==== DATA ENTRIES ====

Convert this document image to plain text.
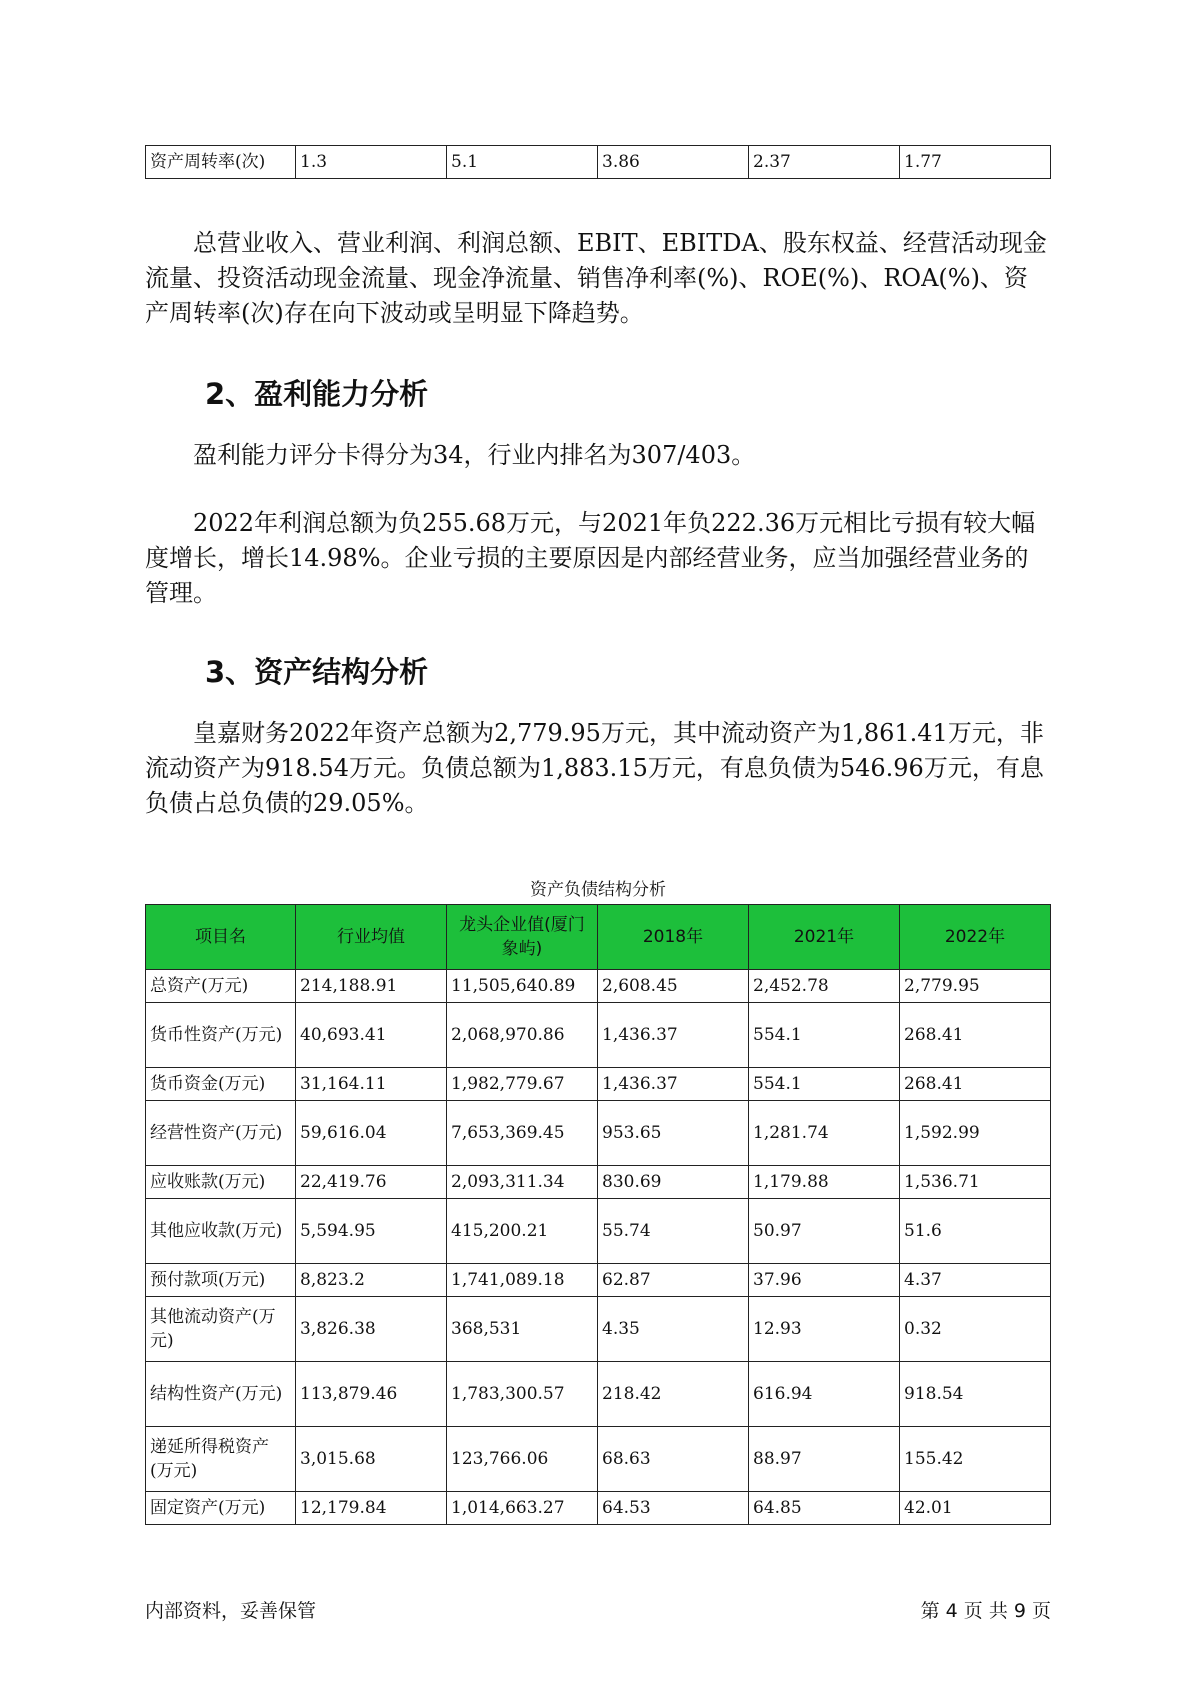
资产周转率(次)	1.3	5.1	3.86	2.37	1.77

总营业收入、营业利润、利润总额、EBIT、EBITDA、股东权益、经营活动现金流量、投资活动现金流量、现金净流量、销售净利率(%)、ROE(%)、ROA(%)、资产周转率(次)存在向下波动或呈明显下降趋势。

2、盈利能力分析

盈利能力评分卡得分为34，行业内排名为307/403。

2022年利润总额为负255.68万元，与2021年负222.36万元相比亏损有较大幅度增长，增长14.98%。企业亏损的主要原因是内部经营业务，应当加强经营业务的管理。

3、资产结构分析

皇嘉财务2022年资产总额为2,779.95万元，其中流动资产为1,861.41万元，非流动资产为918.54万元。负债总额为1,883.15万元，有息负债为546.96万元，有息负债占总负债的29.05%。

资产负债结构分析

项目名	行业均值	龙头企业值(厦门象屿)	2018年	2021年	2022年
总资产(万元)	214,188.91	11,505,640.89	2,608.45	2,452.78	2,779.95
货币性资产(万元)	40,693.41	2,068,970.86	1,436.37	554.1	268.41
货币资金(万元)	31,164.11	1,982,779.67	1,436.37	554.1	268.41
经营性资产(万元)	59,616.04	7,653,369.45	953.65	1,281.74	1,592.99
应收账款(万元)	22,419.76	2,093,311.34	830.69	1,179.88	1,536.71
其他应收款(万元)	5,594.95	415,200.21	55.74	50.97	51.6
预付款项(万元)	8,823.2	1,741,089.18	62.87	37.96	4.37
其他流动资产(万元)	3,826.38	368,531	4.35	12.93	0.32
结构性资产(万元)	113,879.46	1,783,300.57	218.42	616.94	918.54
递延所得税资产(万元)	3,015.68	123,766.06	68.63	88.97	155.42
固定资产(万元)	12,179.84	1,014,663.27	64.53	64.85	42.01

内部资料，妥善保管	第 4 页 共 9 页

====
==== DATA ENTRIES ====

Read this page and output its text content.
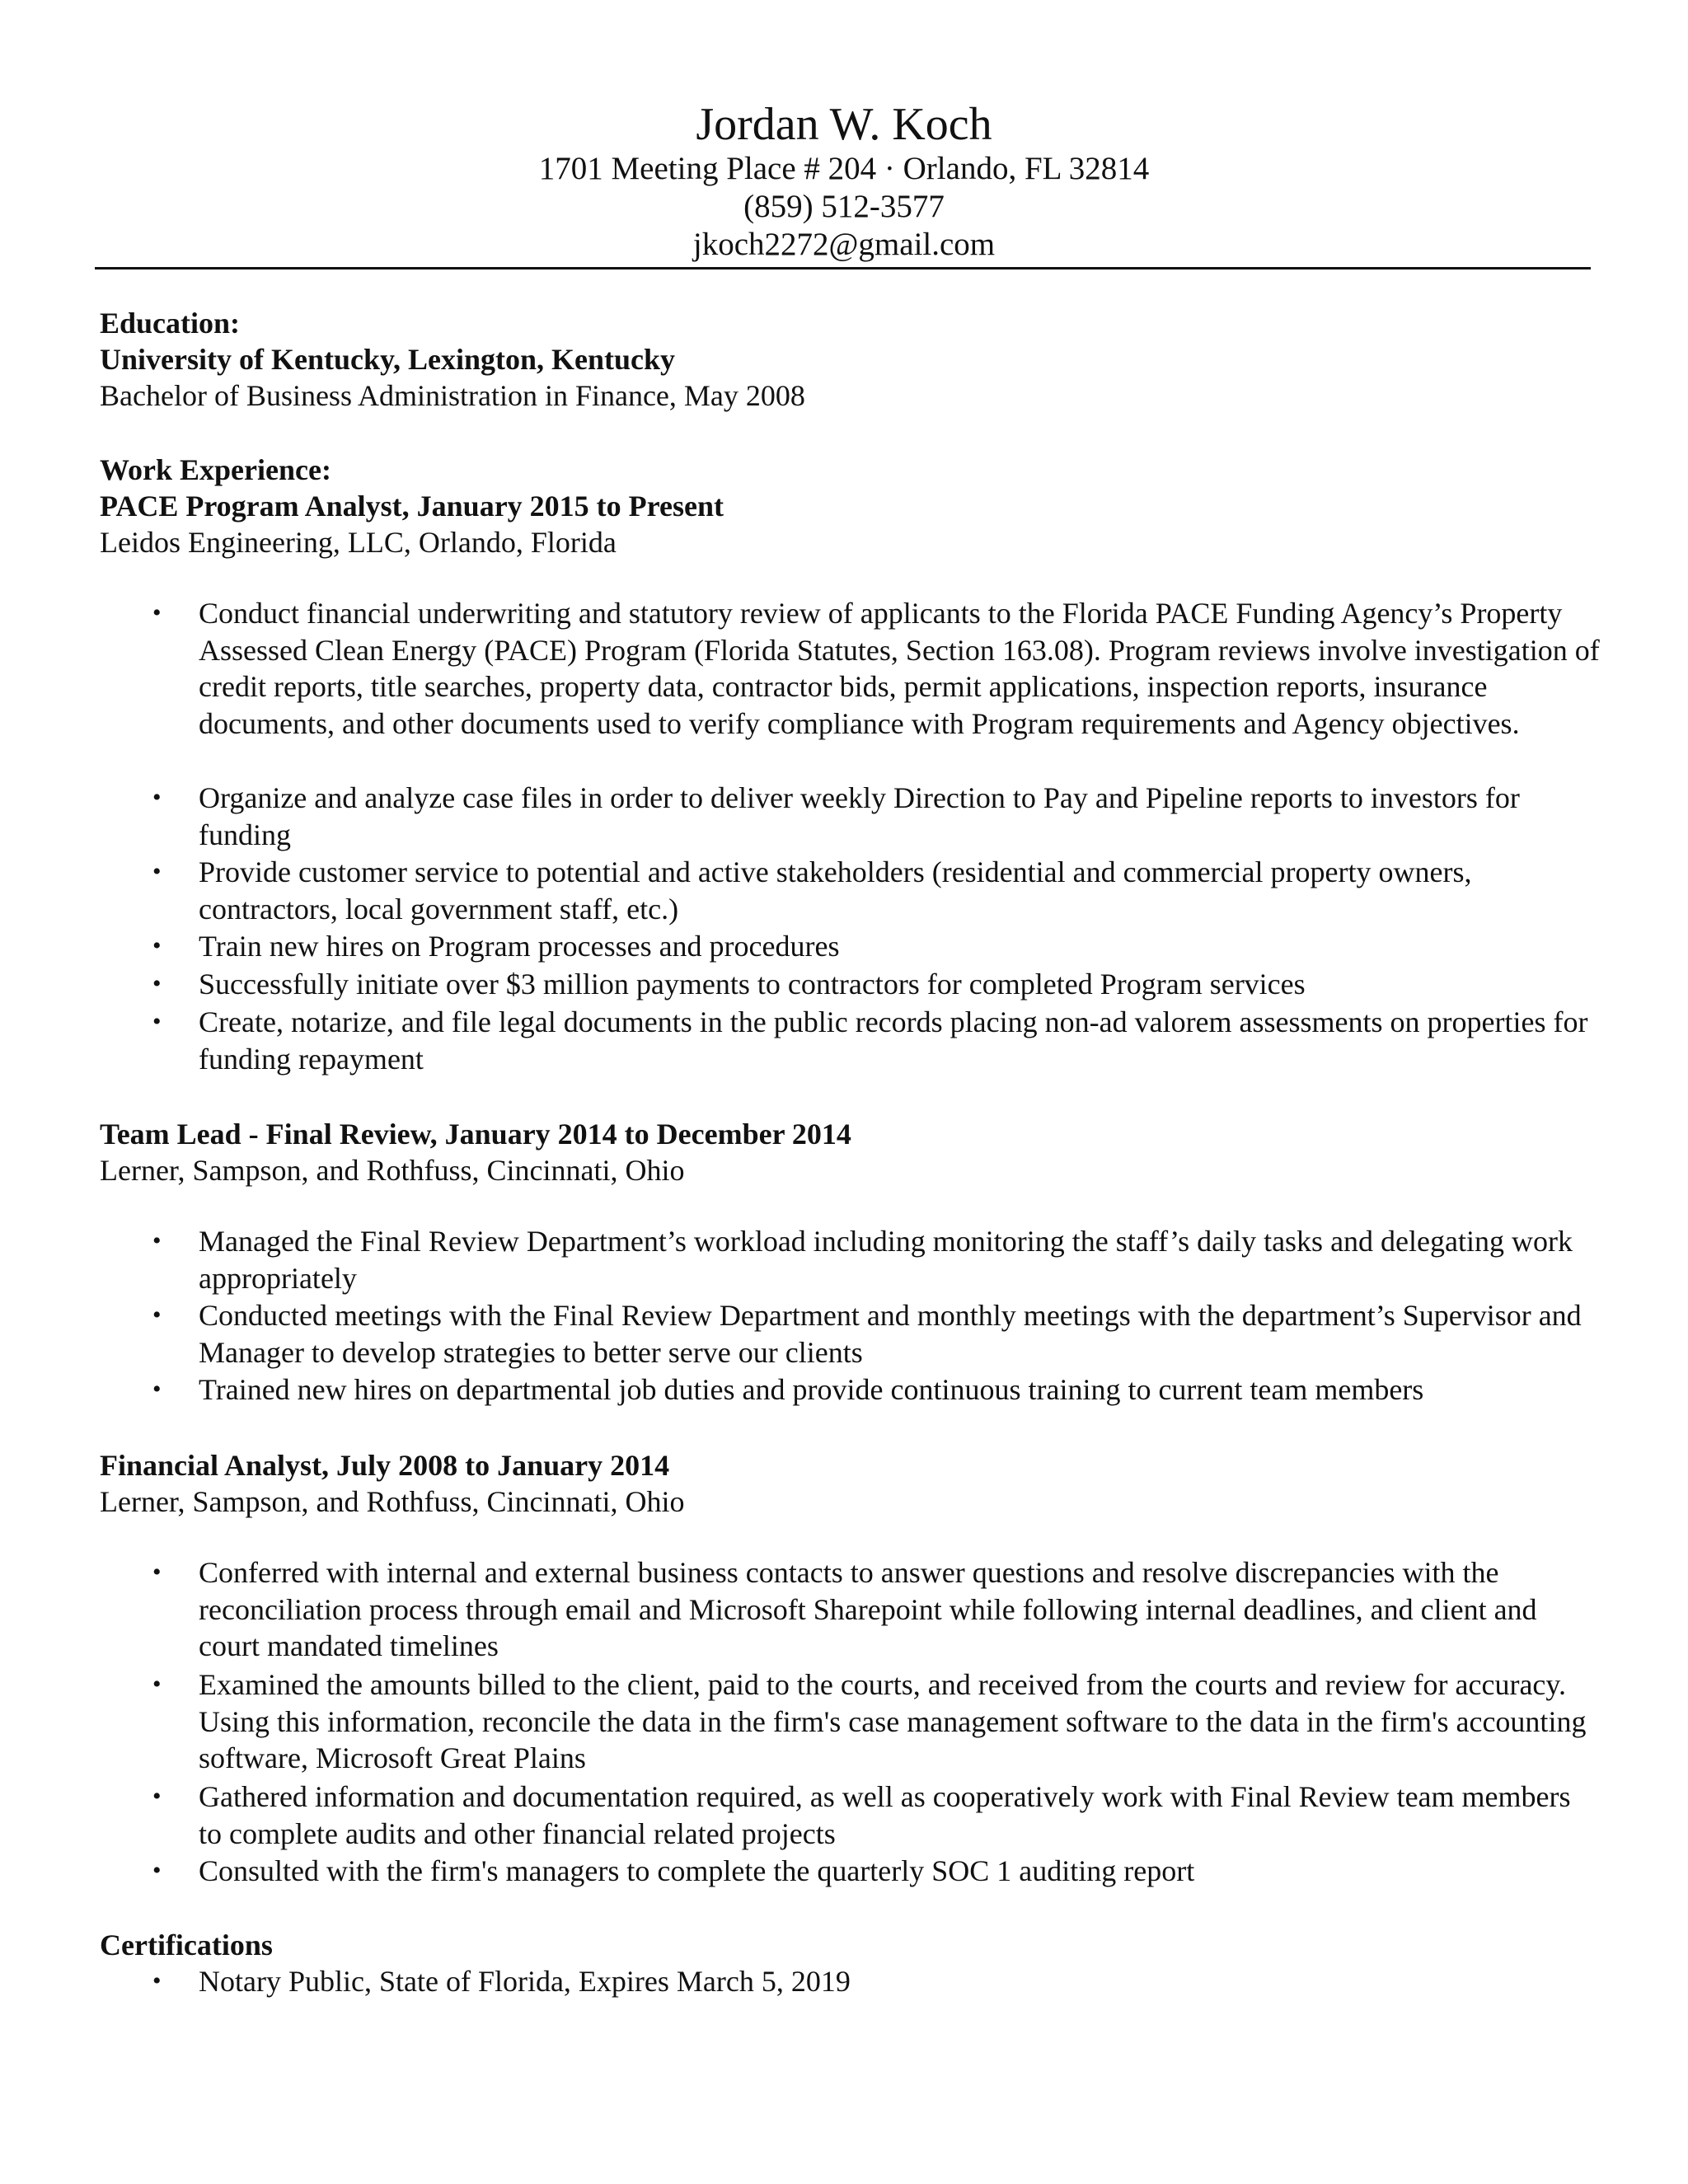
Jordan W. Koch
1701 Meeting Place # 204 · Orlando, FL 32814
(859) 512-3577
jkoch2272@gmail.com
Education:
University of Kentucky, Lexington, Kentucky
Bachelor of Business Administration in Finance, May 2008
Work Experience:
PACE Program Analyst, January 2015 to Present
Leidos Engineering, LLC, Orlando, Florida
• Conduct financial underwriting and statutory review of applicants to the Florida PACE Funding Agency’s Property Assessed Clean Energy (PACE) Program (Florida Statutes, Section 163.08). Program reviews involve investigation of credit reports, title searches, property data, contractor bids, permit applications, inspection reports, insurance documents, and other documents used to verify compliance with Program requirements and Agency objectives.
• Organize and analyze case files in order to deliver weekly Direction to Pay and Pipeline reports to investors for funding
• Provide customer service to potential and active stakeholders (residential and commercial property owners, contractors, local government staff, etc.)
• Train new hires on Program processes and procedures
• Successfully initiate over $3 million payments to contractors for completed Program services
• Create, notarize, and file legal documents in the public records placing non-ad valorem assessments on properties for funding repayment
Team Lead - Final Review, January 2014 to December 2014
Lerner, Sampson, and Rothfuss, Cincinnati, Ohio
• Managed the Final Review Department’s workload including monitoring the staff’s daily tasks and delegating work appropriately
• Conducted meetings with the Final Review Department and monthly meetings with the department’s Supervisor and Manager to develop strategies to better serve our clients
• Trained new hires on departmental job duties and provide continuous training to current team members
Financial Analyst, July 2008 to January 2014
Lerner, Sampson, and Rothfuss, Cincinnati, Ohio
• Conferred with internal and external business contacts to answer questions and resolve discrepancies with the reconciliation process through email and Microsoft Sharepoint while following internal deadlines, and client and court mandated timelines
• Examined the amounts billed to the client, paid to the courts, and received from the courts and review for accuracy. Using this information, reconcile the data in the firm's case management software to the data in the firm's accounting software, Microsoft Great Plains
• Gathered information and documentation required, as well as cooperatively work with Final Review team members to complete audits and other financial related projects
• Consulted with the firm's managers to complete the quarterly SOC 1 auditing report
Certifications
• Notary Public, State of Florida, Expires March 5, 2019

====
==== DATA ENTRIES ====

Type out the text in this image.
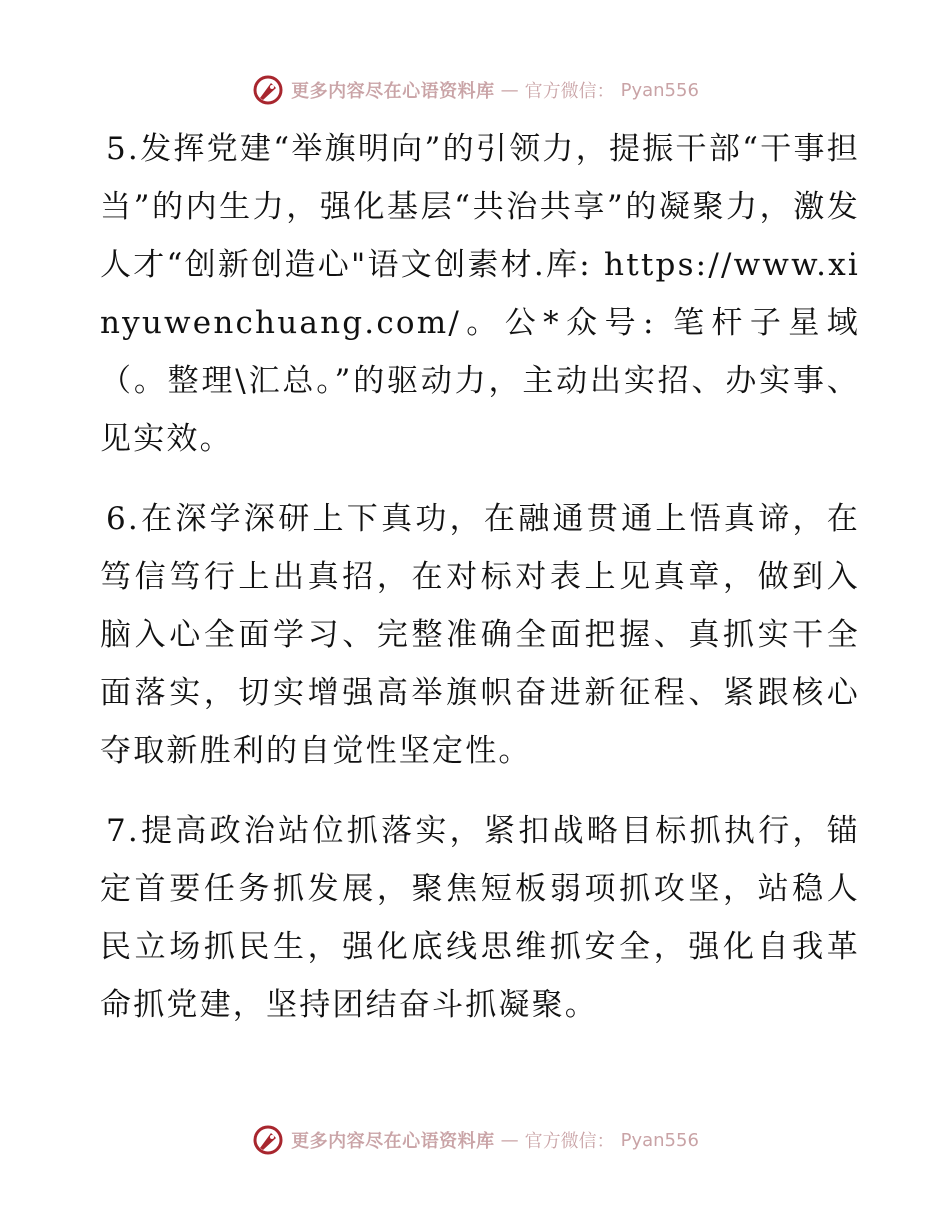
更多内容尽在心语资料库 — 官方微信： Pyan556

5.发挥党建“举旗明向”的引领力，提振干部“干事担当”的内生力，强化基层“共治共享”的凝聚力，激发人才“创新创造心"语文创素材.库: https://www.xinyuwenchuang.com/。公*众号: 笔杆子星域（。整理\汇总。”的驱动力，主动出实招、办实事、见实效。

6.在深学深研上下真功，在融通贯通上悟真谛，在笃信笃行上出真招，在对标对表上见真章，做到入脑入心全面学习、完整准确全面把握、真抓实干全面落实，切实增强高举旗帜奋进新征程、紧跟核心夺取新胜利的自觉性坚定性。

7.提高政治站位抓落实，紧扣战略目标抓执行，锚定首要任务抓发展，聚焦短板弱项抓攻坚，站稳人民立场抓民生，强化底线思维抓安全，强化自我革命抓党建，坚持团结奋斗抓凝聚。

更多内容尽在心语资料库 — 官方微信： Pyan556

====

* WHAT TO PRODUCE *
In the records above, collect each line with "image".

* OUTPUT OF THE TASK *
Convert this document image to plain text.
Type out the text in this image.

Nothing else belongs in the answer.